-- Begin RECORDS FOR THE TASK --

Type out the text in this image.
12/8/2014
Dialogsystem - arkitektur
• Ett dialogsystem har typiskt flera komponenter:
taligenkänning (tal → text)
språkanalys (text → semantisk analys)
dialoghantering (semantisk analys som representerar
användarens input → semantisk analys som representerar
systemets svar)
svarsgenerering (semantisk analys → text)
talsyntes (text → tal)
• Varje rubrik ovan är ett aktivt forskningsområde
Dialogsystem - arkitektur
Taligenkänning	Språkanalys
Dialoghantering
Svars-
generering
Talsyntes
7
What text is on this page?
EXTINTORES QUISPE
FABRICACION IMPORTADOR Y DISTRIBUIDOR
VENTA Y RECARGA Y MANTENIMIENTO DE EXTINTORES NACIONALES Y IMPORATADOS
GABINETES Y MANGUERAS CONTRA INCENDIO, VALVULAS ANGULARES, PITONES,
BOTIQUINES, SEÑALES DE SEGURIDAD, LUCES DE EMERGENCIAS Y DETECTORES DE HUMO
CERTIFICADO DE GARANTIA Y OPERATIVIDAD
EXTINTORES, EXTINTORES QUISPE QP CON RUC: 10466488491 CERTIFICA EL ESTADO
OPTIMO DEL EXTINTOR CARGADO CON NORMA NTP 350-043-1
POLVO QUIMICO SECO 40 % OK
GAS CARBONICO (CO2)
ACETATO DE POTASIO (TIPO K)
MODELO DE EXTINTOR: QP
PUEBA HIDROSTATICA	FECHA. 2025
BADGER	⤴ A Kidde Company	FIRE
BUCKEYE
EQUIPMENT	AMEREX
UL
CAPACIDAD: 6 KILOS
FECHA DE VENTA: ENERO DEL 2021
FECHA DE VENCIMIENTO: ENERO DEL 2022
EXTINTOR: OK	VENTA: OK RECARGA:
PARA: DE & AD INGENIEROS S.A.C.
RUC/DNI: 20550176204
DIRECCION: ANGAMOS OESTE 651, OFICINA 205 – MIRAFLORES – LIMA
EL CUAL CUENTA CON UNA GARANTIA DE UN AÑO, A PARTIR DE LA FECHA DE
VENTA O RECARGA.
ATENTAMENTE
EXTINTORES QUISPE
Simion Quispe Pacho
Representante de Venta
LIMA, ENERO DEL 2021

-- End RECORDS FOR THE TASK --

TASK PROMPT:
Show the lines of the data that hold the word "LIMA".

THE COMPLETED TASK:
DIRECCION: ANGAMOS OESTE 651, OFICINA 205 – MIRAFLORES – LIMA
LIMA, ENERO DEL 2021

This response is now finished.